[Data records]
Start
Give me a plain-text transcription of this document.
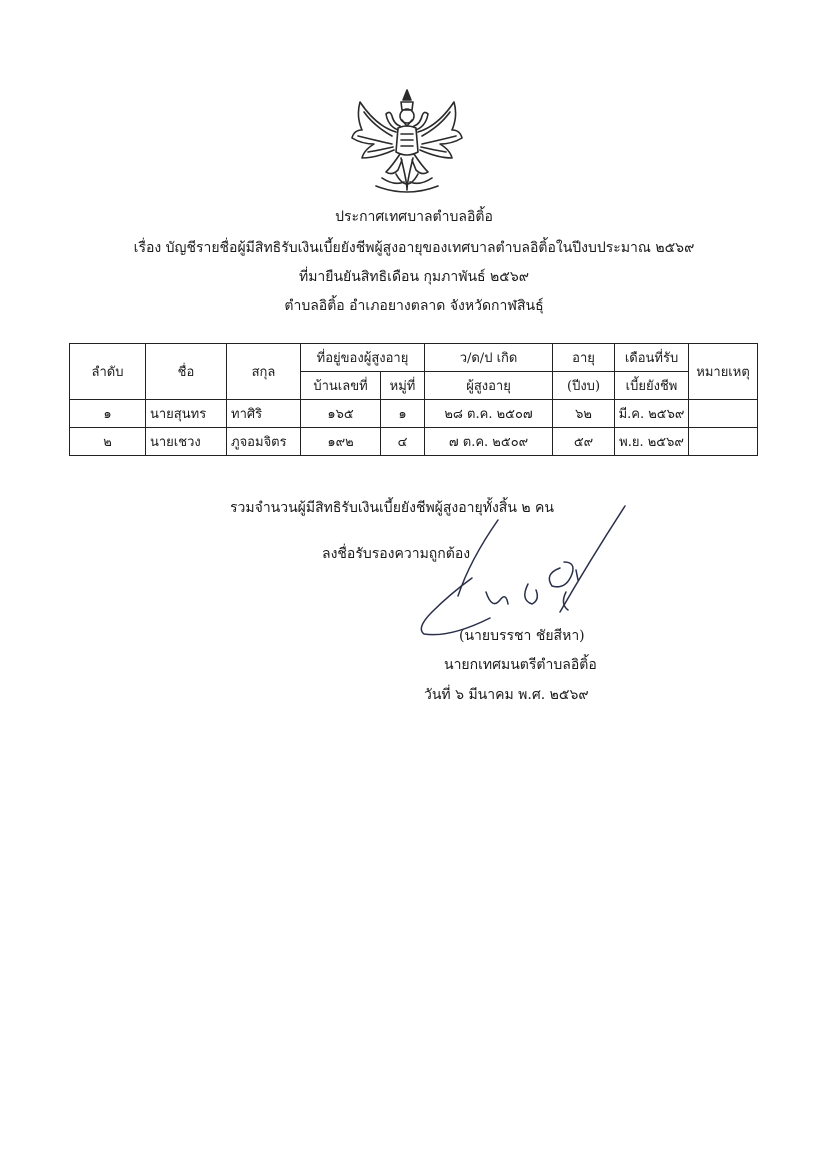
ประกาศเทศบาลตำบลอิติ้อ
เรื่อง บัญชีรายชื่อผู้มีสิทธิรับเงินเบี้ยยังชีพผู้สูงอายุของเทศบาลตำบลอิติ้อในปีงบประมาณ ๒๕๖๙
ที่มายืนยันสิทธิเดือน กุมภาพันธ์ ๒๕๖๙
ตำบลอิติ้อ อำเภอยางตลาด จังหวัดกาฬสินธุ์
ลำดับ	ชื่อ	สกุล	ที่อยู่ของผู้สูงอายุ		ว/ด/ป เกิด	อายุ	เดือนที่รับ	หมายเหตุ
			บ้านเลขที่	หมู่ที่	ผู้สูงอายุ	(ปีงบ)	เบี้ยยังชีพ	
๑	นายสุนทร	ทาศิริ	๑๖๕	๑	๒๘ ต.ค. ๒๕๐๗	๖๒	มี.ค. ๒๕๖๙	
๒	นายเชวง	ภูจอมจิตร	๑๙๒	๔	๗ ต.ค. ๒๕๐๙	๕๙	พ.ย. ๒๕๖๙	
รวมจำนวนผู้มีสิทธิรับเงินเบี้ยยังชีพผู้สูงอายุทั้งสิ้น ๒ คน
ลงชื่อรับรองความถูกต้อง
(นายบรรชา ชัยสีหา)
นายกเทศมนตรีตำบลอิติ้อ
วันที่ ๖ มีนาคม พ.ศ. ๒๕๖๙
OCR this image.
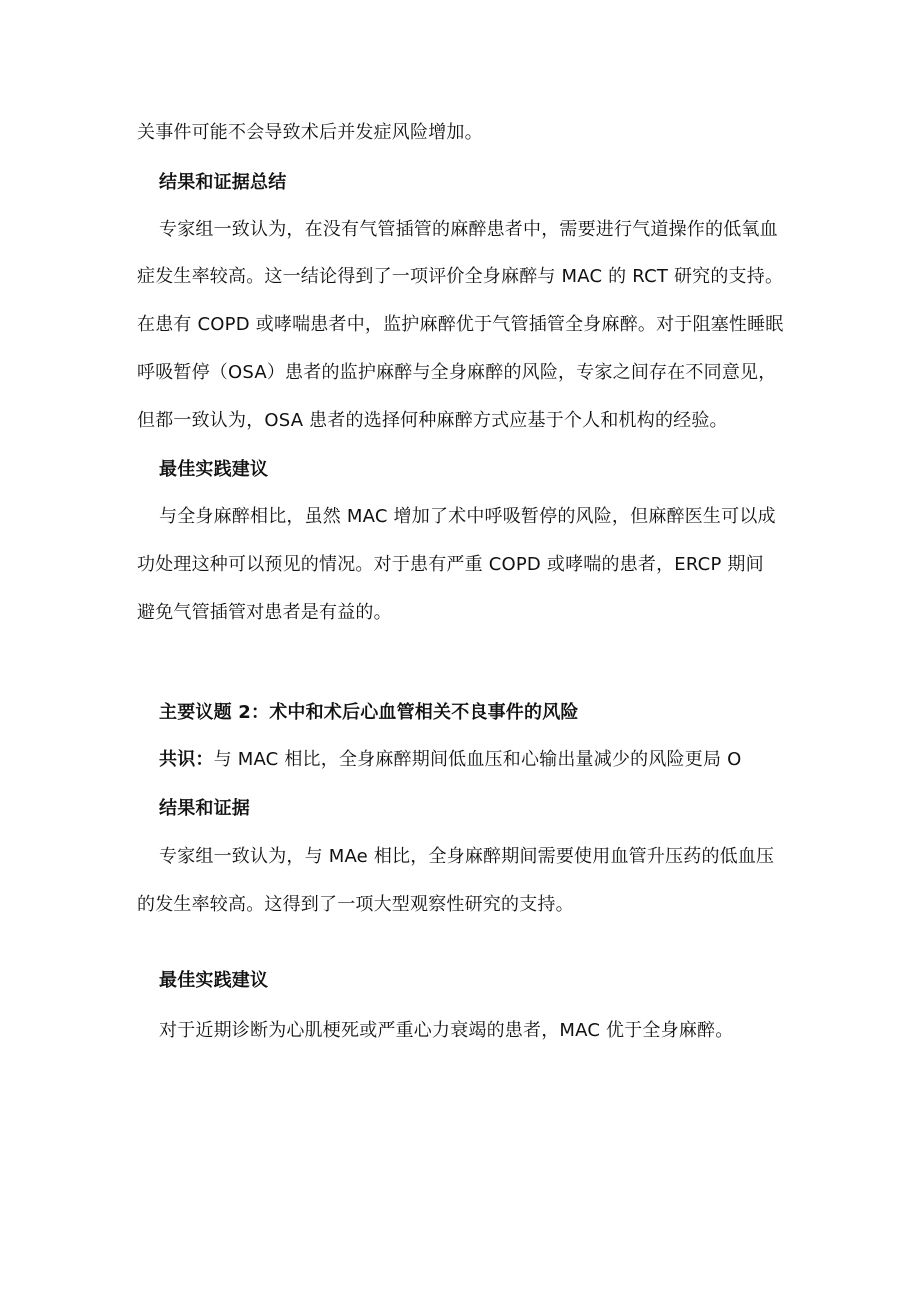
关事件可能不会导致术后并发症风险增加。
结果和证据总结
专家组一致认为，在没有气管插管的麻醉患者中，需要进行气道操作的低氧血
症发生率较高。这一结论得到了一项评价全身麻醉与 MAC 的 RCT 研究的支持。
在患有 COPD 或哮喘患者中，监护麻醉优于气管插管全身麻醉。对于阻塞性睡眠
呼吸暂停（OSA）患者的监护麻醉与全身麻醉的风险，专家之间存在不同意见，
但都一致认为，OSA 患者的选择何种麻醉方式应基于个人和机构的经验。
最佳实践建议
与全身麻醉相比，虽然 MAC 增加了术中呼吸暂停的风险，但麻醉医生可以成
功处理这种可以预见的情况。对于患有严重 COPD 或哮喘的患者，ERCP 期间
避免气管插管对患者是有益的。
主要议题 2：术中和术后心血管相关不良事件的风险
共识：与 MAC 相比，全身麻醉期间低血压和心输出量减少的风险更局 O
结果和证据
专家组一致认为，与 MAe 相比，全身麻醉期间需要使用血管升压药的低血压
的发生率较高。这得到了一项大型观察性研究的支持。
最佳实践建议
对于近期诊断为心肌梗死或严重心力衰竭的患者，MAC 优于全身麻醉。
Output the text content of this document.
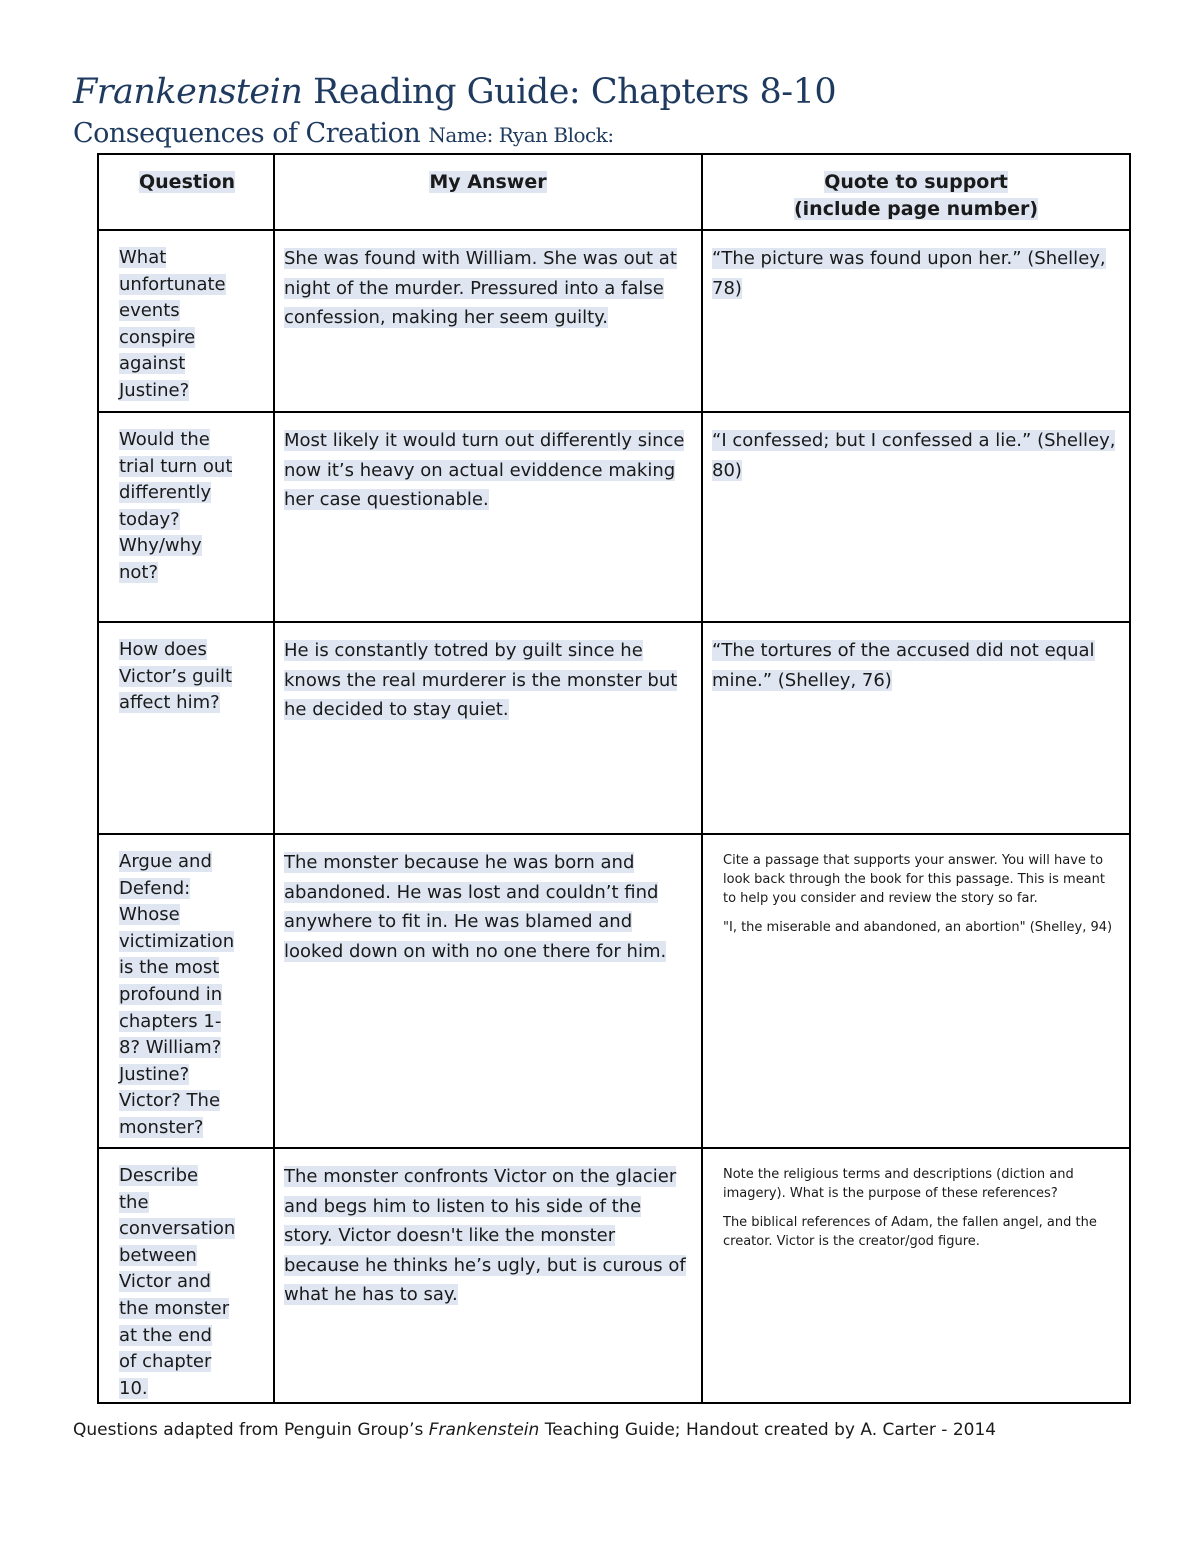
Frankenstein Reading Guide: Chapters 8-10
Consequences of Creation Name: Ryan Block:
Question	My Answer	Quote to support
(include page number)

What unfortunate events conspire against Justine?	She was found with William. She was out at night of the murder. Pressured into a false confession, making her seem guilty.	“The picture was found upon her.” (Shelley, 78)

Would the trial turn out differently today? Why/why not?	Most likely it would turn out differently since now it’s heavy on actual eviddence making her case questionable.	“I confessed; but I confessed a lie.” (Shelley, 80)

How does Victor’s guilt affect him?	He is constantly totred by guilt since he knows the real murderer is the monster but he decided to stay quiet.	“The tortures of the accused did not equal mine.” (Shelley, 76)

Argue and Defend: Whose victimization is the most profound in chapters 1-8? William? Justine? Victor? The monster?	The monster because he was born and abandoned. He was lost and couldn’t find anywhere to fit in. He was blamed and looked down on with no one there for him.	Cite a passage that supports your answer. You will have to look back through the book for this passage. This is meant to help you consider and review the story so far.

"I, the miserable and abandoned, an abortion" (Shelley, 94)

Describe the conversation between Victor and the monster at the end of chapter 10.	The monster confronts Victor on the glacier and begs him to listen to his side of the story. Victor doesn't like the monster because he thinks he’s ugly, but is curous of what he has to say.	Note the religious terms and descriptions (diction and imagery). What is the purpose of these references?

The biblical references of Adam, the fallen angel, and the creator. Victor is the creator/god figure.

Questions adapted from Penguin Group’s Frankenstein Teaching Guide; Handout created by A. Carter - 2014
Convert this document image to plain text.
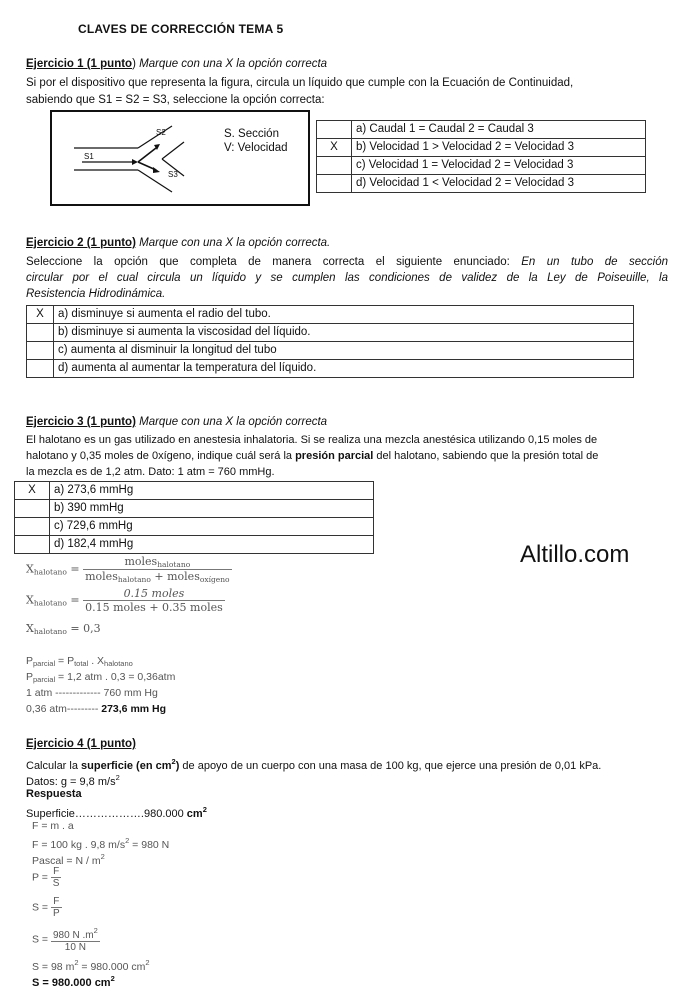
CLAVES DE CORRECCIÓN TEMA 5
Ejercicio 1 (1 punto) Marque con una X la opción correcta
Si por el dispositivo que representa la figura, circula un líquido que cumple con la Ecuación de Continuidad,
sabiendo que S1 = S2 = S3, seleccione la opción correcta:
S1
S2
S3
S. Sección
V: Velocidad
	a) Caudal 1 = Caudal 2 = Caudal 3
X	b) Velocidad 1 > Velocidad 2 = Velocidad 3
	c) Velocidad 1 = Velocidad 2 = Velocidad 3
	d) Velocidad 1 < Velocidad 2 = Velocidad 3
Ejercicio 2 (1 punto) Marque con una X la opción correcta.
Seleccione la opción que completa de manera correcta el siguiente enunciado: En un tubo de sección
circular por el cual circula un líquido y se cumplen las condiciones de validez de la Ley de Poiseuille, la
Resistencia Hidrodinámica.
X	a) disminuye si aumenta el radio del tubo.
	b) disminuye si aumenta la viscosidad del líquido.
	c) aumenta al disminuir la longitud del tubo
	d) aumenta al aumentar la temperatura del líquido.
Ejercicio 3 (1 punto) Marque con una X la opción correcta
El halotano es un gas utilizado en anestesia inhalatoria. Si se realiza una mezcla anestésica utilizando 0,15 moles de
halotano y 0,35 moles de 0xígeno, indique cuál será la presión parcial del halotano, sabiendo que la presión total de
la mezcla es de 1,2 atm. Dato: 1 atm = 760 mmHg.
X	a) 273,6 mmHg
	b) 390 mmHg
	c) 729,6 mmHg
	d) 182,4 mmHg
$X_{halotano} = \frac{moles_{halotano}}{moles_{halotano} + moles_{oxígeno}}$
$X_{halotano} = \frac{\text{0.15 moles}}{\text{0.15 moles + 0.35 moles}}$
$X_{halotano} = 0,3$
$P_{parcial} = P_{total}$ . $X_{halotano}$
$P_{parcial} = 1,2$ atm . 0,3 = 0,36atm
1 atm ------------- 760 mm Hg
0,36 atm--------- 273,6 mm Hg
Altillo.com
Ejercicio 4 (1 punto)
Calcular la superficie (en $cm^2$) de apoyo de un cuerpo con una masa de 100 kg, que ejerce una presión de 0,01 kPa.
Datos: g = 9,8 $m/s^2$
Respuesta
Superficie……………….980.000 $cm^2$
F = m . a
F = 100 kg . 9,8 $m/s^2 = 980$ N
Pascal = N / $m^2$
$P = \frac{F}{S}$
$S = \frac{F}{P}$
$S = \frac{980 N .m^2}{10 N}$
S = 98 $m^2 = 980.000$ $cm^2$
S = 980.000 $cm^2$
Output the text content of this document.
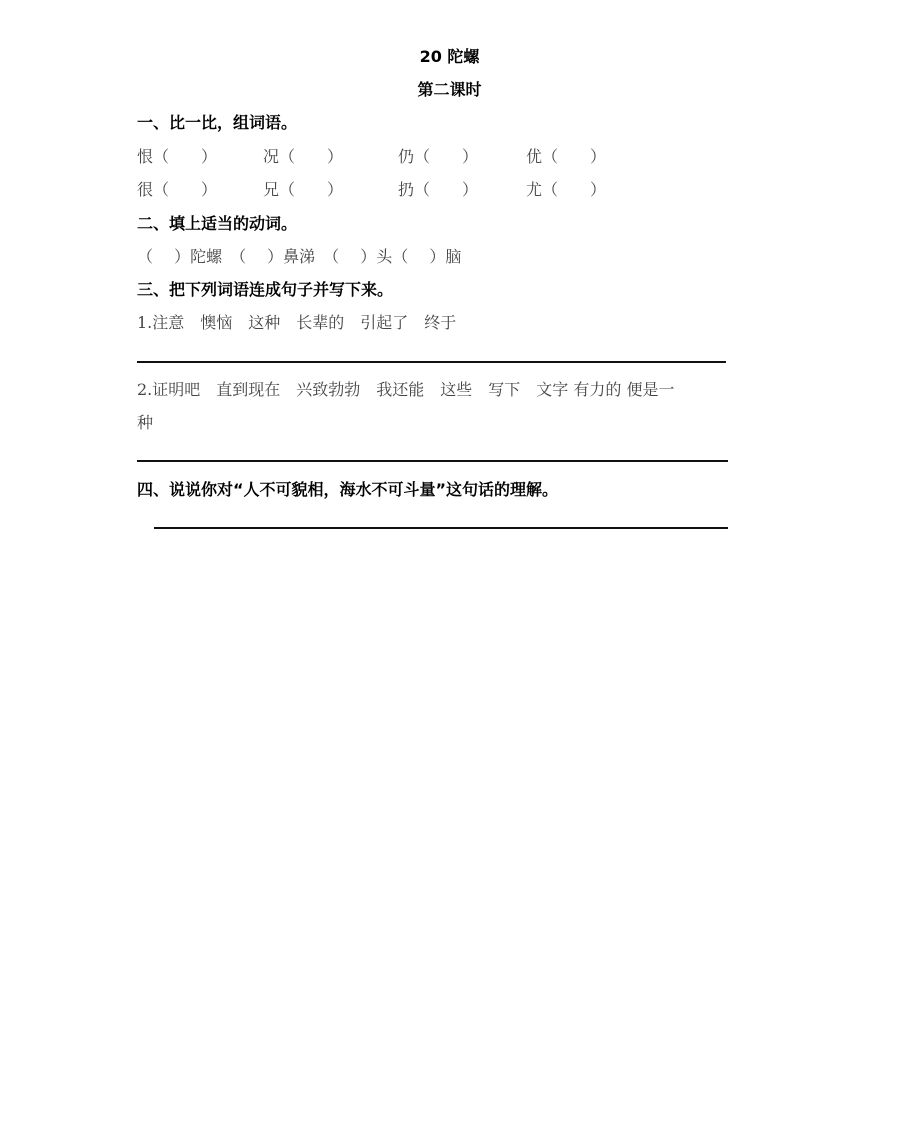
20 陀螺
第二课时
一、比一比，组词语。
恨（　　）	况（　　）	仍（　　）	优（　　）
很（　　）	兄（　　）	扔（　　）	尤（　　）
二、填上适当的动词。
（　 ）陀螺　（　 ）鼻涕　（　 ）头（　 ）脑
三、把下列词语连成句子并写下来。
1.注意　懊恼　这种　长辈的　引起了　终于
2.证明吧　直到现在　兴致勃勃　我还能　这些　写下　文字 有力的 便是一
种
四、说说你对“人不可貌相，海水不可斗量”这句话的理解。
End
# The problem:
Look through the entries above for the word "because". Copy every line where it shows up.

# Reply:
Argue and Defend: Whose victimization is the most profound in chapters 1-8? William? Justine? Victor? The monster?	The monster because he was born and abandoned. He was lost and couldn’t find anywhere to fit in. He was blamed and looked down on with no one there for him.	Cite a passage that supports your answer. You will have to look back through the book for this passage. This is meant to help you consider and review the story so far.
Describe the conversation between Victor and the monster at the end of chapter 10.	The monster confronts Victor on the glacier and begs him to listen to his side of the story. Victor doesn't like the monster because he thinks he’s ugly, but is curous of what he has to say.	Note the religious terms and descriptions (diction and imagery). What is the purpose of these references?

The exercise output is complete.